------ Provided data ------
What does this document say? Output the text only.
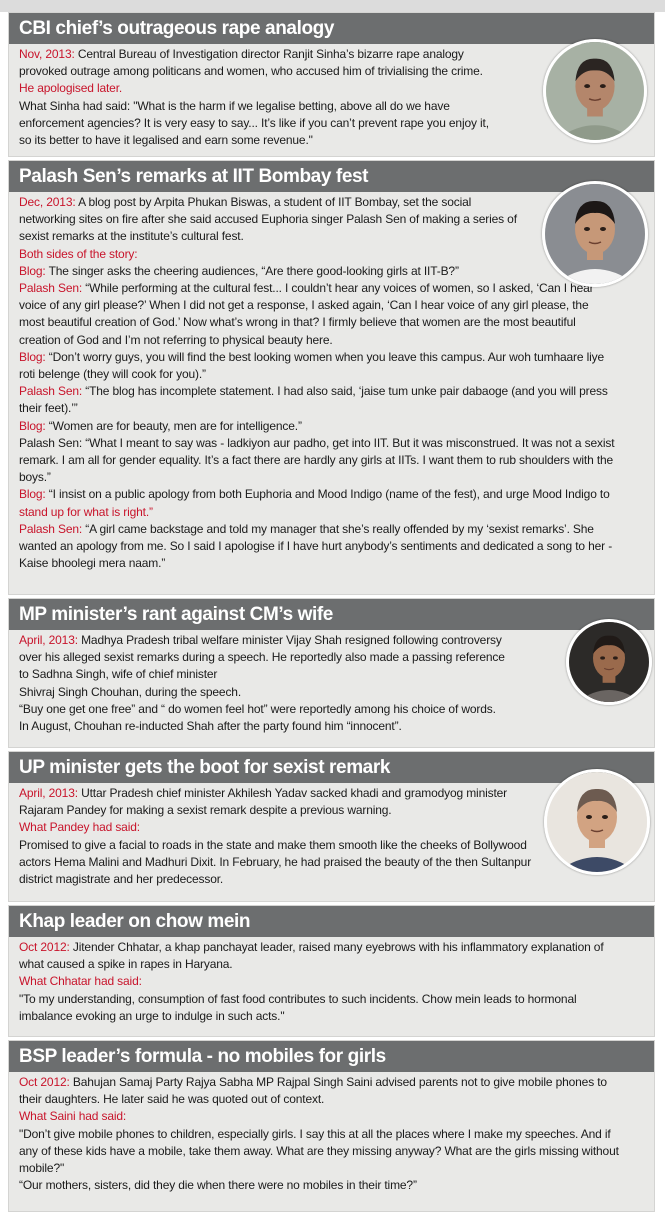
CBI chief’s outrageous rape analogy

Nov, 2013: Central Bureau of Investigation director Ranjit Sinha’s bizarre rape analogy

provoked outrage among politicans and women, who accused him of trivialising the crime.

He apologised later.

What Sinha had said: "What is the harm if we legalise betting, above all do we have

enforcement agencies? It is very easy to say... It’s like if you can’t prevent rape you enjoy it,

so its better to have it legalised and earn some revenue."

Palash Sen’s remarks at IIT Bombay fest

Dec, 2013: A blog post by Arpita Phukan Biswas, a student of IIT Bombay, set the social

networking sites on fire after she said accused Euphoria singer Palash Sen of making a series of

sexist remarks at the institute’s cultural fest.

Both sides of the story:

Blog: The singer asks the cheering audiences, “Are there good-looking girls at IIT-B?”

Palash Sen: “While performing at the cultural fest... I couldn’t hear any voices of women, so I asked, ‘Can I hear

voice of any girl please?’ When I did not get a response, I asked again, ‘Can I hear voice of any girl please, the

most beautiful creation of God.’ Now what’s wrong in that? I firmly believe that women are the most beautiful

creation of God and I’m not referring to physical beauty here.

Blog: “Don’t worry guys, you will find the best looking women when you leave this campus. Aur woh tumhaare liye

roti belenge (they will cook for you).”

Palash Sen: “The blog has incomplete statement. I had also said, ‘jaise tum unke pair dabaoge (and you will press

their feet).’”

Blog: “Women are for beauty, men are for intelligence.”

Palash Sen: “What I meant to say was - ladkiyon aur padho, get into IIT. But it was misconstrued. It was not a sexist

remark. I am all for gender equality. It’s a fact there are hardly any girls at IITs. I want them to rub shoulders with the

boys.”

Blog: “I insist on a public apology from both Euphoria and Mood Indigo (name of the fest), and urge Mood Indigo to

stand up for what is right.”

Palash Sen: “A girl came backstage and told my manager that she’s really offended by my ‘sexist remarks’. She

wanted an apology from me. So I said I apologise if I have hurt anybody’s sentiments and dedicated a song to her -

Kaise bhoolegi mera naam.”

MP minister’s rant against CM’s wife

April, 2013: Madhya Pradesh tribal welfare minister Vijay Shah resigned following controversy

over his alleged sexist remarks during a speech. He reportedly also made a passing reference

to Sadhna Singh, wife of chief minister

Shivraj Singh Chouhan, during the speech.

“Buy one get one free” and “ do women feel hot” were reportedly among his choice of words.

In August, Chouhan re-inducted Shah after the party found him “innocent”.

UP minister gets the boot for sexist remark

April, 2013: Uttar Pradesh chief minister Akhilesh Yadav sacked khadi and gramodyog minister

Rajaram Pandey for making a sexist remark despite a previous warning.

What Pandey had said:

Promised to give a facial to roads in the state and make them smooth like the cheeks of Bollywood

actors Hema Malini and Madhuri Dixit. In February, he had praised the beauty of the then Sultanpur

district magistrate and her predecessor.

Khap leader on chow mein

Oct 2012: Jitender Chhatar, a khap panchayat leader, raised many eyebrows with his inflammatory explanation of

what caused a spike in rapes in Haryana.

What Chhatar had said:

"To my understanding, consumption of fast food contributes to such incidents. Chow mein leads to hormonal

imbalance evoking an urge to indulge in such acts."

BSP leader’s formula - no mobiles for girls

Oct 2012: Bahujan Samaj Party Rajya Sabha MP Rajpal Singh Saini advised parents not to give mobile phones to

their daughters. He later said he was quoted out of context.

What Saini had said:

"Don’t give mobile phones to children, especially girls. I say this at all the places where I make my speeches. And if

any of these kids have a mobile, take them away. What are they missing anyway? What are the girls missing without

mobile?"

“Our mothers, sisters, did they die when there were no mobiles in their time?”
------
Reply with nothing but a number: how many lines of the entries above contain the string "mein"?

## Solution to the problem
2